* [Problem details] Copy out the lines that include the word "Moscow".

* [Data supplied]

— begin —

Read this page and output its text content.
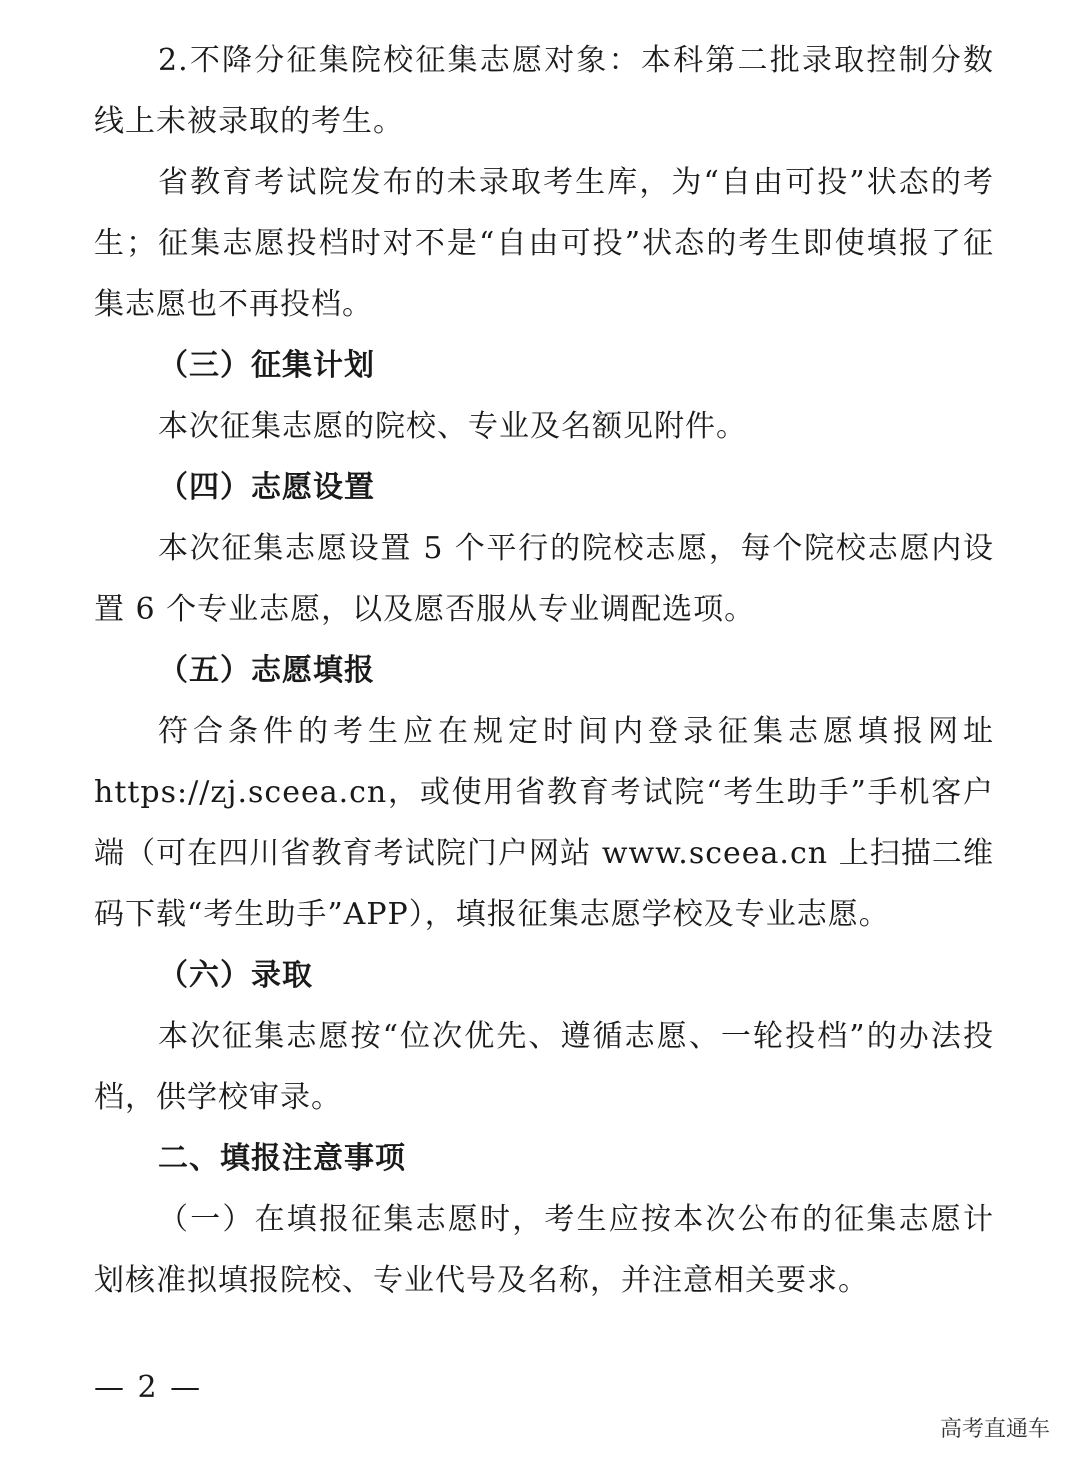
2.不降分征集院校征集志愿对象：本科第二批录取控制分数线上未被录取的考生。

省教育考试院发布的未录取考生库，为“自由可投”状态的考生；征集志愿投档时对不是“自由可投”状态的考生即使填报了征集志愿也不再投档。

（三）征集计划

本次征集志愿的院校、专业及名额见附件。

（四）志愿设置

本次征集志愿设置 5 个平行的院校志愿，每个院校志愿内设置 6 个专业志愿，以及愿否服从专业调配选项。

（五）志愿填报

符合条件的考生应在规定时间内登录征集志愿填报网址https://zj.sceea.cn，或使用省教育考试院“考生助手”手机客户端（可在四川省教育考试院门户网站 www.sceea.cn 上扫描二维码下载“考生助手”APP），填报征集志愿学校及专业志愿。

（六）录取

本次征集志愿按“位次优先、遵循志愿、一轮投档”的办法投档，供学校审录。

二、填报注意事项

（一）在填报征集志愿时，考生应按本次公布的征集志愿计划核准拟填报院校、专业代号及名称，并注意相关要求。

— 2 —
高考直通车
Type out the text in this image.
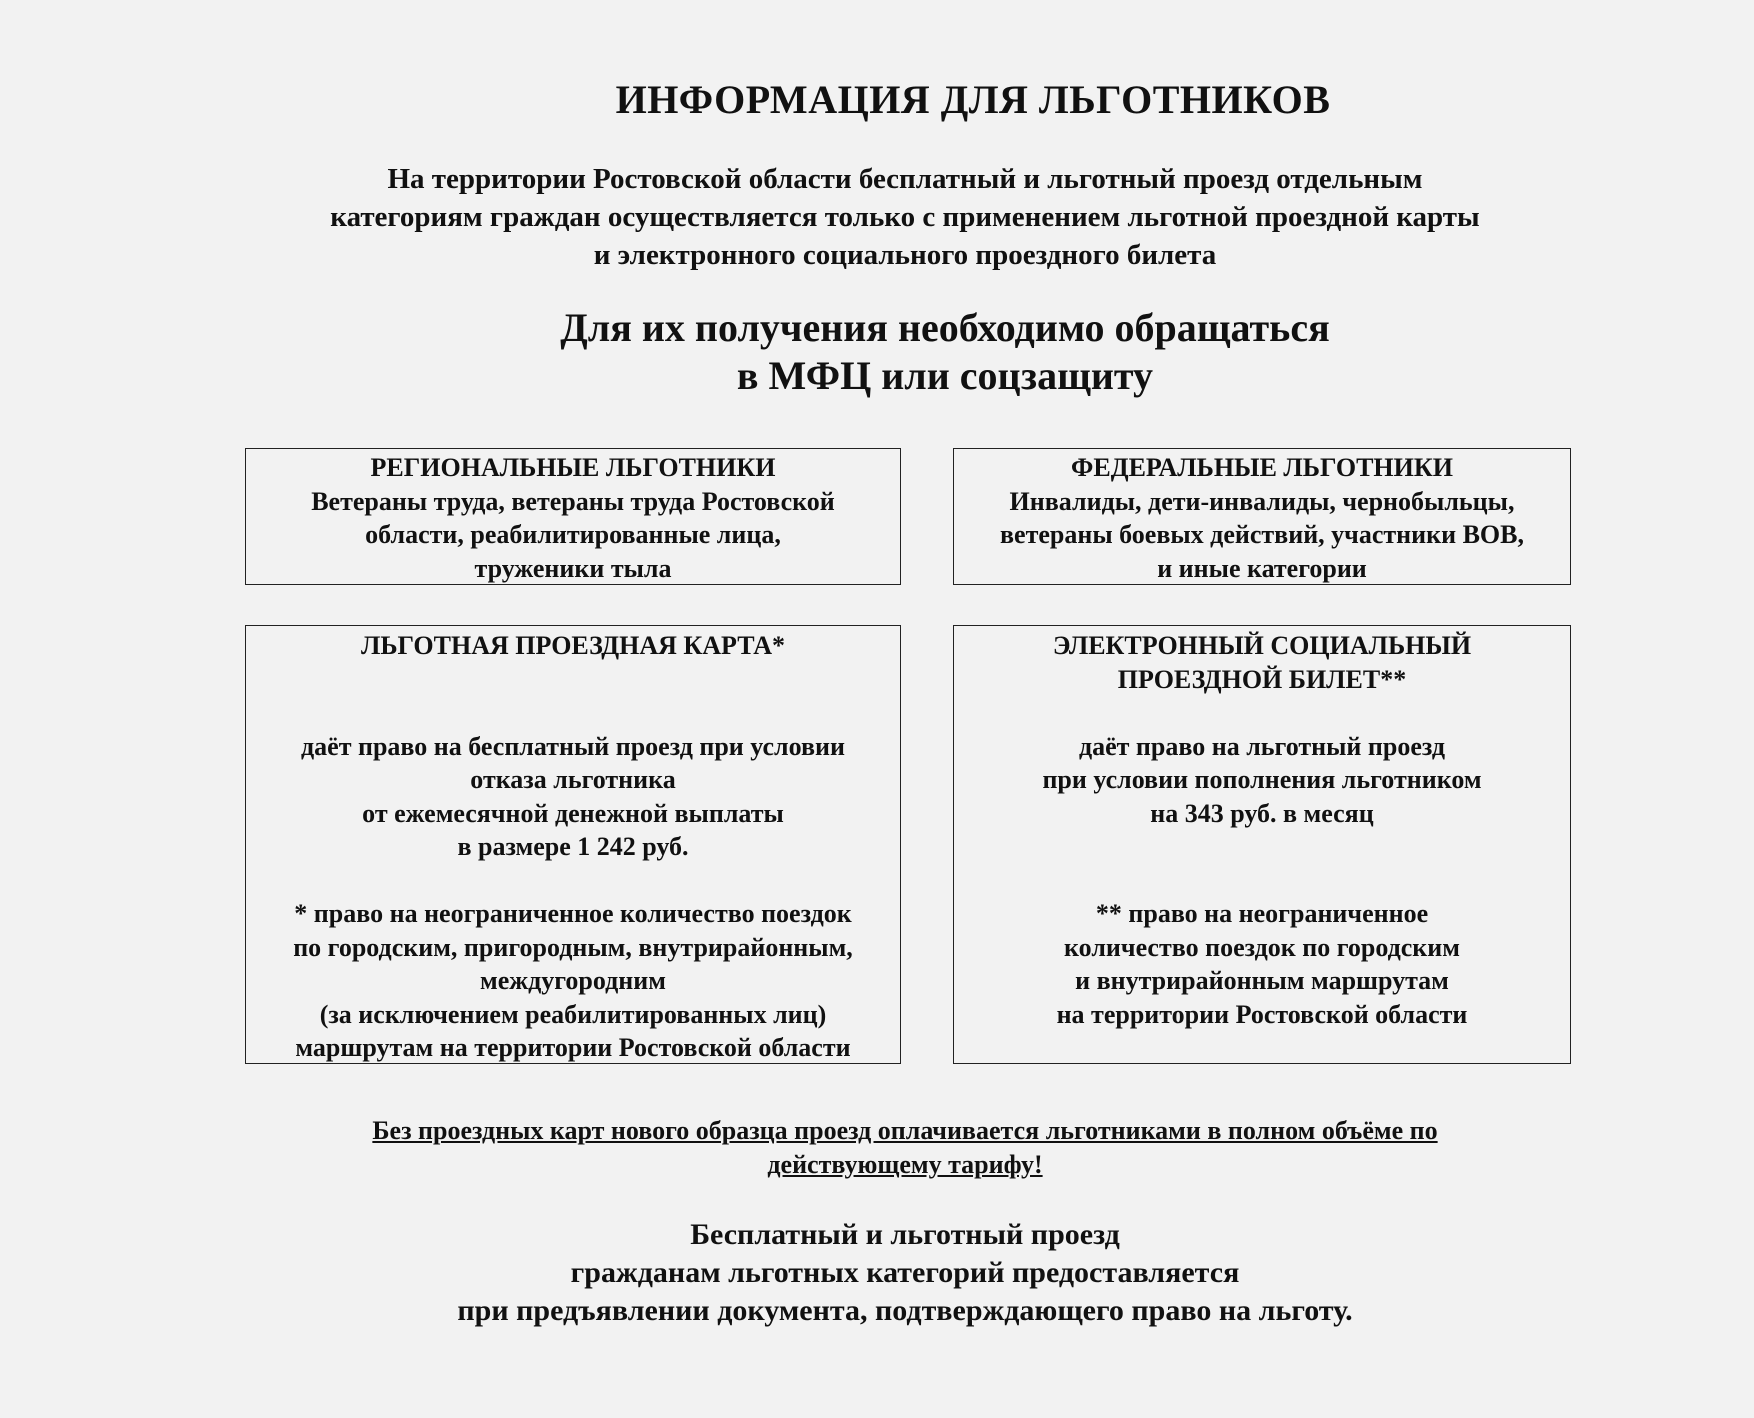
ИНФОРМАЦИЯ ДЛЯ ЛЬГОТНИКОВ
На территории Ростовской области бесплатный и льготный проезд отдельным
категориям граждан осуществляется только с применением льготной проездной карты
и электронного социального проездного билета
Для их получения необходимо обращаться
в МФЦ или соцзащиту
РЕГИОНАЛЬНЫЕ ЛЬГОТНИКИ
Ветераны труда, ветераны труда Ростовской
области, реабилитированные лица,
труженики тыла
ФЕДЕРАЛЬНЫЕ ЛЬГОТНИКИ
Инвалиды, дети-инвалиды, чернобыльцы,
ветераны боевых действий, участники ВОВ,
и иные категории
ЛЬГОТНАЯ ПРОЕЗДНАЯ КАРТА*
даёт право на бесплатный проезд при условии
отказа льготника
от ежемесячной денежной выплаты
в размере 1 242 руб.
* право на неограниченное количество поездок
по городским, пригородным, внутрирайонным,
междугородним
(за исключением реабилитированных лиц)
маршрутам на территории Ростовской области
ЭЛЕКТРОННЫЙ СОЦИАЛЬНЫЙ
ПРОЕЗДНОЙ БИЛЕТ**
даёт право на льготный проезд
при условии пополнения льготником
на 343 руб. в месяц
** право на неограниченное
количество поездок по городским
и внутрирайонным маршрутам
на территории Ростовской области
Без проездных карт нового образца проезд оплачивается льготниками в полном объёме по
действующему тарифу!
Бесплатный и льготный проезд
гражданам льготных категорий предоставляется
при предъявлении документа, подтверждающего право на льготу.
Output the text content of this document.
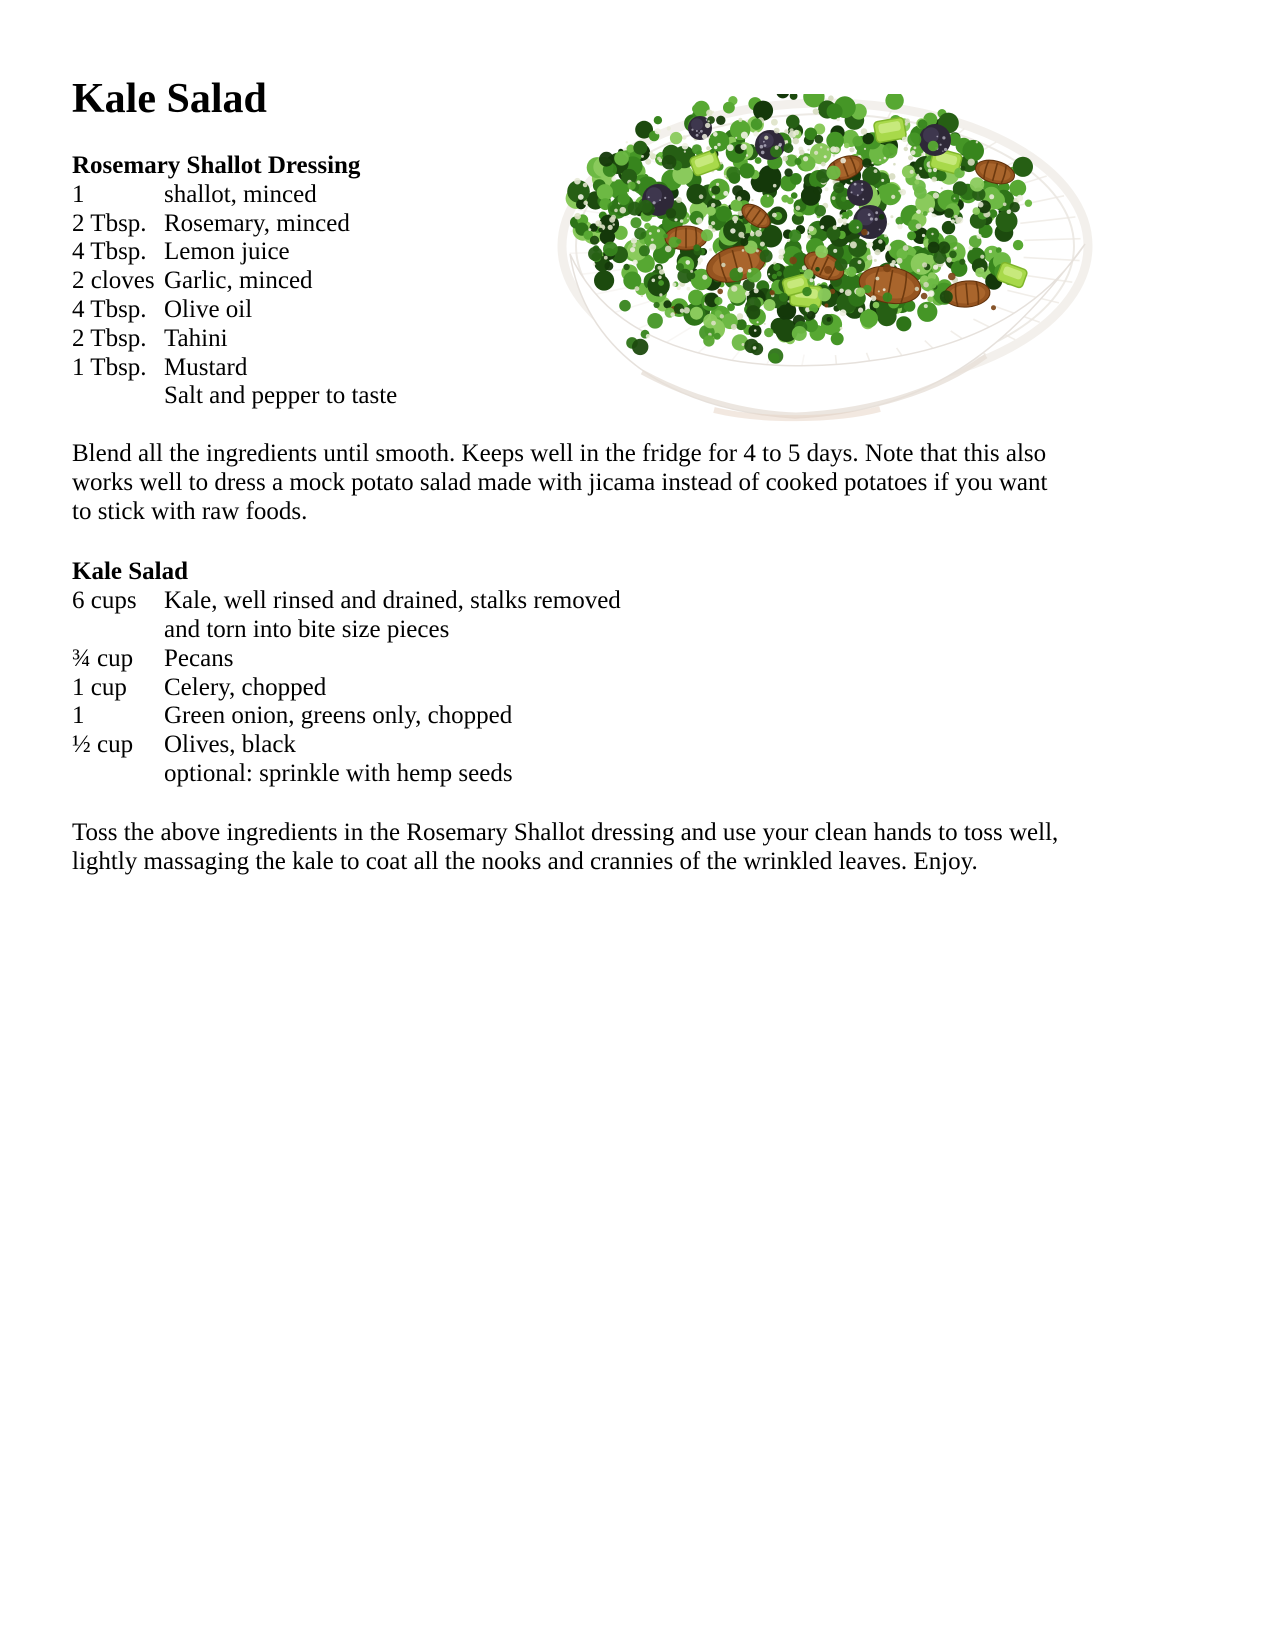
Kale Salad
Rosemary Shallot Dressing
1	shallot, minced
2 Tbsp. Rosemary, minced
4 Tbsp. Lemon juice
2 cloves Garlic, minced
4 Tbsp. Olive oil
2 Tbsp. Tahini
1 Tbsp. Mustard
Salt and pepper to taste

Blend all the ingredients until smooth. Keeps well in the fridge for 4 to 5 days. Note that this also works well to dress a mock potato salad made with jicama instead of cooked potatoes if you want to stick with raw foods.

Kale Salad
6 cups	Kale, well rinsed and drained, stalks removed and torn into bite size pieces
¾ cup	Pecans
1 cup	Celery, chopped
1	Green onion, greens only, chopped
½ cup	Olives, black
optional: sprinkle with hemp seeds

Toss the above ingredients in the Rosemary Shallot dressing and use your clean hands to toss well, lightly massaging the kale to coat all the nooks and crannies of the wrinkled leaves. Enjoy.
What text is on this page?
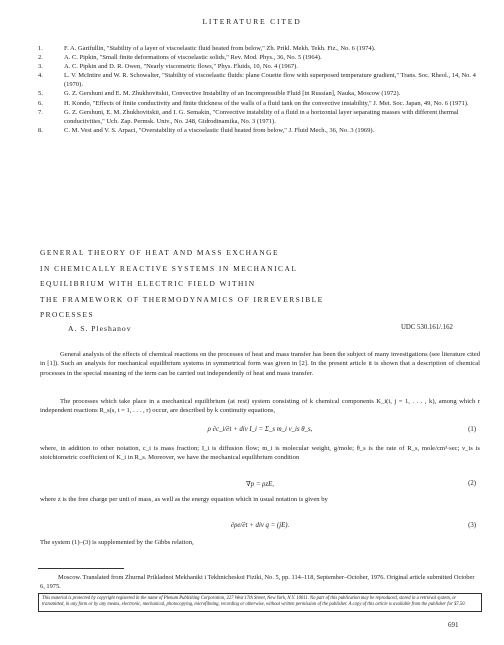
LITERATURE CITED
1.	F. A. Garifullin, "Stability of a layer of viscoelastic fluid heated from below," Zh. Prikl. Mekh. Tekh. Fiz., No. 6 (1974).
2.	A. C. Pipkin, "Small finite deformations of viscoelastic solids," Rev. Mod. Phys., 36, No. 5 (1964).
3.	A. C. Pipkin and D. R. Owen, "Nearly viscometric flows," Phys. Fluids, 10, No. 4 (1967).
4.	L. V. McIntire and W. R. Schowalter, "Stability of viscoelastic fluids: plane Couette flow with superposed temperature gradient," Trans. Soc. Rheol., 14, No. 4 (1970).
5.	G. Z. Gershuni and E. M. Zhukhovitskii, Convective Instability of an Incompressible Fluid [in Russian], Nauka, Moscow (1972).
6.	H. Kondo, "Effects of finite conductivity and finite thickness of the walls of a fluid tank on the convective instability," J. Met. Soc. Japan, 49, No. 6 (1971).
7.	G. Z. Gershuni, E. M. Zhukhovitskii, and I. G. Semakin, "Convective instability of a fluid in a horizontal layer separating masses with different thermal conductivities," Uch. Zap. Permsk. Univ., No. 248, Gidrodinamika, No. 3 (1971).
8.	C. M. Vest and V. S. Arpaci, "Overstability of a viscoelastic fluid heated from below," J. Fluid Mech., 36, No. 3 (1969).
GENERAL THEORY OF HEAT AND MASS EXCHANGE
IN CHEMICALLY REACTIVE SYSTEMS IN MECHANICAL
EQUILIBRIUM WITH ELECTRIC FIELD WITHIN
THE FRAMEWORK OF THERMODYNAMICS OF IRREVERSIBLE
PROCESSES
A. S. Pleshanov	UDC 530.161/.162
General analysis of the effects of chemical reactions on the processes of heat and mass transfer has been the subject of many investigations (see literature cited in [1]). Such an analysis for mechanical equilibrium systems in symmetrical form was given in [2]. In the present article it is shown that a description of chemical processes in the special meaning of the term can be carried out independently of heat and mass transfer.
The processes which take place in a mechanical equilibrium (at rest) system consisting of k chemical components K_i(i, j = 1, . . . , k), among which r independent reactions R_s(s, t = 1, . . . , r) occur, are described by k continuity equations,
ρ ∂c_i/∂t + div I_i = Σ_s m_i ν_is θ_s,	(1)
where, in addition to other notation, c_i is mass fraction; I_i is diffusion flow; m_i is molecular weight, g/mole; θ_s is the rate of R_s, mole/cm³·sec; ν_is is stoichiometric coefficient of K_i in R_s. Moreover, we have the mechanical equilibrium condition
∇p = ρzE,	(2)
where z is the free charge per unit of mass, as well as the energy equation which in usual notation is given by
∂ρe/∂t + div q = (jE).	(3)
The system (1)–(3) is supplemented by the Gibbs relation,
Moscow. Translated from Zhurnal Prikladnoi Mekhaniki i Tekhnicheskoi Fiziki, No. 5, pp. 114–118, September–October, 1976. Original article submitted October 6, 1975.
This material is protected by copyright registered in the name of Plenum Publishing Corporation, 227 West 17th Street, New York, N.Y. 10011. No part of this publication may be reproduced, stored in a retrieval system, or transmitted, in any form or by any means, electronic, mechanical, photocopying, microfilming, recording or otherwise, without written permission of the publisher. A copy of this article is available from the publisher for $7.50.
691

— end —

* [Answer to this problem]
5.	G. Z. Gershuni and E. M. Zhukhovitskii, Convective Instability of an Incompressible Fluid [in Russian], Nauka, Moscow (1972).
Moscow. Translated from Zhurnal Prikladnoi Mekhaniki i Tekhnicheskoi Fiziki, No. 5, pp. 114–118, September–October, 1976. Original article submitted October 6, 1975.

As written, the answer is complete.